### DO THIS
Every line of the material that follows must be printed again exactly.

### INPUT MATERIAL

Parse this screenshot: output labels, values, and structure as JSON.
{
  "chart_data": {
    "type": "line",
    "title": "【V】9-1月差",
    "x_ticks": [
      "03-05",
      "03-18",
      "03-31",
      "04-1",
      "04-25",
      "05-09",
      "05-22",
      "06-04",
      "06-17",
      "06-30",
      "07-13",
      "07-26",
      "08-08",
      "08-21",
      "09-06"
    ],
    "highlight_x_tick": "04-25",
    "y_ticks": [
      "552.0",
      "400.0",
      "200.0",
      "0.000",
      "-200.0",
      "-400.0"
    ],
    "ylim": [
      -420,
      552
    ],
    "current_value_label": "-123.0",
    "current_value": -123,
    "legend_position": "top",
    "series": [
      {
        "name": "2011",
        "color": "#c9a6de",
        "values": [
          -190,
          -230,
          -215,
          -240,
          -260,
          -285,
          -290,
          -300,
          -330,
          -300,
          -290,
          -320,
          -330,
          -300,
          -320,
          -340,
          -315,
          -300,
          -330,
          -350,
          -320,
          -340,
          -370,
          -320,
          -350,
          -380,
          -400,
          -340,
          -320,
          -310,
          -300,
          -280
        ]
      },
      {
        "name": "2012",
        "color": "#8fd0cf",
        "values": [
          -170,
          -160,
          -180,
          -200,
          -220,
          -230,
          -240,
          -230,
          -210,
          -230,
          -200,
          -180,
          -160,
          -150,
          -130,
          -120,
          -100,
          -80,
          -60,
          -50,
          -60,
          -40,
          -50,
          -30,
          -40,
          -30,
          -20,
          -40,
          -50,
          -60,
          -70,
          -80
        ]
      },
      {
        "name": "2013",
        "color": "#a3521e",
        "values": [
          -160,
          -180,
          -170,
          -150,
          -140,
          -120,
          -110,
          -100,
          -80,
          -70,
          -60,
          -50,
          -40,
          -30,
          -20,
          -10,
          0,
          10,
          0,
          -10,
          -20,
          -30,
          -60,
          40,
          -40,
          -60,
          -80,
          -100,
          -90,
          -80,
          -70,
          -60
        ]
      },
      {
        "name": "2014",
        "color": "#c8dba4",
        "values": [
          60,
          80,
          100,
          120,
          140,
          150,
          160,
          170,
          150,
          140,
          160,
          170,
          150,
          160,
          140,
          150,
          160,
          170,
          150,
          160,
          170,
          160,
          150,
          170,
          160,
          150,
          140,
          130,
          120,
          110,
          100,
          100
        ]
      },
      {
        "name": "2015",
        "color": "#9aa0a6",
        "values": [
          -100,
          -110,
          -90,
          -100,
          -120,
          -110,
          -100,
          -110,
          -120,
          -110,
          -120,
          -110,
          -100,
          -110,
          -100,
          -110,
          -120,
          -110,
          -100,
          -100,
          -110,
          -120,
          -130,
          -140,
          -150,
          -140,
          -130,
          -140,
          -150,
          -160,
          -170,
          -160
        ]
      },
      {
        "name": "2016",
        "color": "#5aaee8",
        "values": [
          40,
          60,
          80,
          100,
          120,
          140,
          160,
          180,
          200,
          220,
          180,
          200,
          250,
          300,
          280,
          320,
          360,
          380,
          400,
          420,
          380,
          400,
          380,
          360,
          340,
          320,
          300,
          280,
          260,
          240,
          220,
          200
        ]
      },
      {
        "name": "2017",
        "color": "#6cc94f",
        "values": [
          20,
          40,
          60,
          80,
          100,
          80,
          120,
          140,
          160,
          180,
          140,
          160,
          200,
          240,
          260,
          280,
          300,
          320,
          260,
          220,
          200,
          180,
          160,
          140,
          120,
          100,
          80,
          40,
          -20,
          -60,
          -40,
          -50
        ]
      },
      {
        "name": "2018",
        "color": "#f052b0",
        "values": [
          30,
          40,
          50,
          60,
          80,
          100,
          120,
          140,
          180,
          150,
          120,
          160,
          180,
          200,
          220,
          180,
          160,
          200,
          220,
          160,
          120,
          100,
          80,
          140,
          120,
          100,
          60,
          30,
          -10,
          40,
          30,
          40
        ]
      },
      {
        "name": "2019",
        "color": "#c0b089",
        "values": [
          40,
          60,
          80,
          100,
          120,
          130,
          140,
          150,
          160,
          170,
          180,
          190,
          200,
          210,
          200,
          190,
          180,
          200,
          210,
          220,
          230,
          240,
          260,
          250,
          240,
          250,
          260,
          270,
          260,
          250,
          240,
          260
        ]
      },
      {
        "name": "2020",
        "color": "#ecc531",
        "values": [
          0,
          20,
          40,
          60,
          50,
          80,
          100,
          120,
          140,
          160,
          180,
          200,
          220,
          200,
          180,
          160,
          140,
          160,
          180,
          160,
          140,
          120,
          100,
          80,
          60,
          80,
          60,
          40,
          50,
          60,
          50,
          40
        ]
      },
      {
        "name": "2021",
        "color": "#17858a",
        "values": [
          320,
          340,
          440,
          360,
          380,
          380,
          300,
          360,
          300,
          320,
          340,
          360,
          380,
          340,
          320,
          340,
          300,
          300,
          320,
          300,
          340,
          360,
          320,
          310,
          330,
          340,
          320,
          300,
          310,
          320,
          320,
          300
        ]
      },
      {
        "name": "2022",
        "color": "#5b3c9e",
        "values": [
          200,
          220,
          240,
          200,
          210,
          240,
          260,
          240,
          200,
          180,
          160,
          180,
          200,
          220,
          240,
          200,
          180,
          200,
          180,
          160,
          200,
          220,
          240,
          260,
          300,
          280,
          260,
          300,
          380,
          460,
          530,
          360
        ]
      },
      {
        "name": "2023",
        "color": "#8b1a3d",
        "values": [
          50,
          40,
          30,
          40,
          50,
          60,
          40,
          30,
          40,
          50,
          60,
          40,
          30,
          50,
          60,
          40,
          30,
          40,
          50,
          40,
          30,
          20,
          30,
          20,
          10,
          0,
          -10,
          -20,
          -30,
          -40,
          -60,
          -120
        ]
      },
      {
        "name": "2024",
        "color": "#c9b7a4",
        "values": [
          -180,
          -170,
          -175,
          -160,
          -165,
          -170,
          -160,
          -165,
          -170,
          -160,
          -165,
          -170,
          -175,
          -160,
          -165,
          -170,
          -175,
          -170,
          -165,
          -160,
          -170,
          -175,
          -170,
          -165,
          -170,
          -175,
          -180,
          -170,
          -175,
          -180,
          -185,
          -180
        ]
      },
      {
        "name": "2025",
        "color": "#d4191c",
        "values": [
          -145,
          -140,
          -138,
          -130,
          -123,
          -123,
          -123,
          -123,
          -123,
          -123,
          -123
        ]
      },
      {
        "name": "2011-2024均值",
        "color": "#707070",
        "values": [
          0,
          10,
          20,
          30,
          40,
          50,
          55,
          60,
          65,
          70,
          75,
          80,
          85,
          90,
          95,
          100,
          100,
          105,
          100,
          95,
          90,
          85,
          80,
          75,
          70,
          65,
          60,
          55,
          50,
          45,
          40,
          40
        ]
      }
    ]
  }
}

### RESULT
Parse this screenshot: output labels, values, and structure as JSON.
{
  "chart_data": {
    "type": "line",
    "title": "【V】9-1月差",
    "x_ticks": [
      "03-05",
      "03-18",
      "03-31",
      "04-1",
      "04-25",
      "05-09",
      "05-22",
      "06-04",
      "06-17",
      "06-30",
      "07-13",
      "07-26",
      "08-08",
      "08-21",
      "09-06"
    ],
    "highlight_x_tick": "04-25",
    "y_ticks": [
      "552.0",
      "400.0",
      "200.0",
      "0.000",
      "-200.0",
      "-400.0"
    ],
    "ylim": [
      -420,
      552
    ],
    "current_value_label": "-123.0",
    "current_value": -123,
    "legend_position": "top",
    "series": [
      {
        "name": "2011",
        "color": "#c9a6de",
        "values": [
          -190,
          -230,
          -215,
          -240,
          -260,
          -285,
          -290,
          -300,
          -330,
          -300,
          -290,
          -320,
          -330,
          -300,
          -320,
          -340,
          -315,
          -300,
          -330,
          -350,
          -320,
          -340,
          -370,
          -320,
          -350,
          -380,
          -400,
          -340,
          -320,
          -310,
          -300,
          -280
        ]
      },
      {
        "name": "2012",
        "color": "#8fd0cf",
        "values": [
          -170,
          -160,
          -180,
          -200,
          -220,
          -230,
          -240,
          -230,
          -210,
          -230,
          -200,
          -180,
          -160,
          -150,
          -130,
          -120,
          -100,
          -80,
          -60,
          -50,
          -60,
          -40,
          -50,
          -30,
          -40,
          -30,
          -20,
          -40,
          -50,
          -60,
          -70,
          -80
        ]
      },
      {
        "name": "2013",
        "color": "#a3521e",
        "values": [
          -160,
          -180,
          -170,
          -150,
          -140,
          -120,
          -110,
          -100,
          -80,
          -70,
          -60,
          -50,
          -40,
          -30,
          -20,
          -10,
          0,
          10,
          0,
          -10,
          -20,
          -30,
          -60,
          40,
          -40,
          -60,
          -80,
          -100,
          -90,
          -80,
          -70,
          -60
        ]
      },
      {
        "name": "2014",
        "color": "#c8dba4",
        "values": [
          60,
          80,
          100,
          120,
          140,
          150,
          160,
          170,
          150,
          140,
          160,
          170,
          150,
          160,
          140,
          150,
          160,
          170,
          150,
          160,
          170,
          160,
          150,
          170,
          160,
          150,
          140,
          130,
          120,
          110,
          100,
          100
        ]
      },
      {
        "name": "2015",
        "color": "#9aa0a6",
        "values": [
          -100,
          -110,
          -90,
          -100,
          -120,
          -110,
          -100,
          -110,
          -120,
          -110,
          -120,
          -110,
          -100,
          -110,
          -100,
          -110,
          -120,
          -110,
          -100,
          -100,
          -110,
          -120,
          -130,
          -140,
          -150,
          -140,
          -130,
          -140,
          -150,
          -160,
          -170,
          -160
        ]
      },
      {
        "name": "2016",
        "color": "#5aaee8",
        "values": [
          40,
          60,
          80,
          100,
          120,
          140,
          160,
          180,
          200,
          220,
          180,
          200,
          250,
          300,
          280,
          320,
          360,
          380,
          400,
          420,
          380,
          400,
          380,
          360,
          340,
          320,
          300,
          280,
          260,
          240,
          220,
          200
        ]
      },
      {
        "name": "2017",
        "color": "#6cc94f",
        "values": [
          20,
          40,
          60,
          80,
          100,
          80,
          120,
          140,
          160,
          180,
          140,
          160,
          200,
          240,
          260,
          280,
          300,
          320,
          260,
          220,
          200,
          180,
          160,
          140,
          120,
          100,
          80,
          40,
          -20,
          -60,
          -40,
          -50
        ]
      },
      {
        "name": "2018",
        "color": "#f052b0",
        "values": [
          30,
          40,
          50,
          60,
          80,
          100,
          120,
          140,
          180,
          150,
          120,
          160,
          180,
          200,
          220,
          180,
          160,
          200,
          220,
          160,
          120,
          100,
          80,
          140,
          120,
          100,
          60,
          30,
          -10,
          40,
          30,
          40
        ]
      },
      {
        "name": "2019",
        "color": "#c0b089",
        "values": [
          40,
          60,
          80,
          100,
          120,
          130,
          140,
          150,
          160,
          170,
          180,
          190,
          200,
          210,
          200,
          190,
          180,
          200,
          210,
          220,
          230,
          240,
          260,
          250,
          240,
          250,
          260,
          270,
          260,
          250,
          240,
          260
        ]
      },
      {
        "name": "2020",
        "color": "#ecc531",
        "values": [
          0,
          20,
          40,
          60,
          50,
          80,
          100,
          120,
          140,
          160,
          180,
          200,
          220,
          200,
          180,
          160,
          140,
          160,
          180,
          160,
          140,
          120,
          100,
          80,
          60,
          80,
          60,
          40,
          50,
          60,
          50,
          40
        ]
      },
      {
        "name": "2021",
        "color": "#17858a",
        "values": [
          320,
          340,
          440,
          360,
          380,
          380,
          300,
          360,
          300,
          320,
          340,
          360,
          380,
          340,
          320,
          340,
          300,
          300,
          320,
          300,
          340,
          360,
          320,
          310,
          330,
          340,
          320,
          300,
          310,
          320,
          320,
          300
        ]
      },
      {
        "name": "2022",
        "color": "#5b3c9e",
        "values": [
          200,
          220,
          240,
          200,
          210,
          240,
          260,
          240,
          200,
          180,
          160,
          180,
          200,
          220,
          240,
          200,
          180,
          200,
          180,
          160,
          200,
          220,
          240,
          260,
          300,
          280,
          260,
          300,
          380,
          460,
          530,
          360
        ]
      },
      {
        "name": "2023",
        "color": "#8b1a3d",
        "values": [
          50,
          40,
          30,
          40,
          50,
          60,
          40,
          30,
          40,
          50,
          60,
          40,
          30,
          50,
          60,
          40,
          30,
          40,
          50,
          40,
          30,
          20,
          30,
          20,
          10,
          0,
          -10,
          -20,
          -30,
          -40,
          -60,
          -120
        ]
      },
      {
        "name": "2024",
        "color": "#c9b7a4",
        "values": [
          -180,
          -170,
          -175,
          -160,
          -165,
          -170,
          -160,
          -165,
          -170,
          -160,
          -165,
          -170,
          -175,
          -160,
          -165,
          -170,
          -175,
          -170,
          -165,
          -160,
          -170,
          -175,
          -170,
          -165,
          -170,
          -175,
          -180,
          -170,
          -175,
          -180,
          -185,
          -180
        ]
      },
      {
        "name": "2025",
        "color": "#d4191c",
        "values": [
          -145,
          -140,
          -138,
          -130,
          -123,
          -123,
          -123,
          -123,
          -123,
          -123,
          -123
        ]
      },
      {
        "name": "2011-2024均值",
        "color": "#707070",
        "values": [
          0,
          10,
          20,
          30,
          40,
          50,
          55,
          60,
          65,
          70,
          75,
          80,
          85,
          90,
          95,
          100,
          100,
          105,
          100,
          95,
          90,
          85,
          80,
          75,
          70,
          65,
          60,
          55,
          50,
          45,
          40,
          40
        ]
      }
    ]
  }
}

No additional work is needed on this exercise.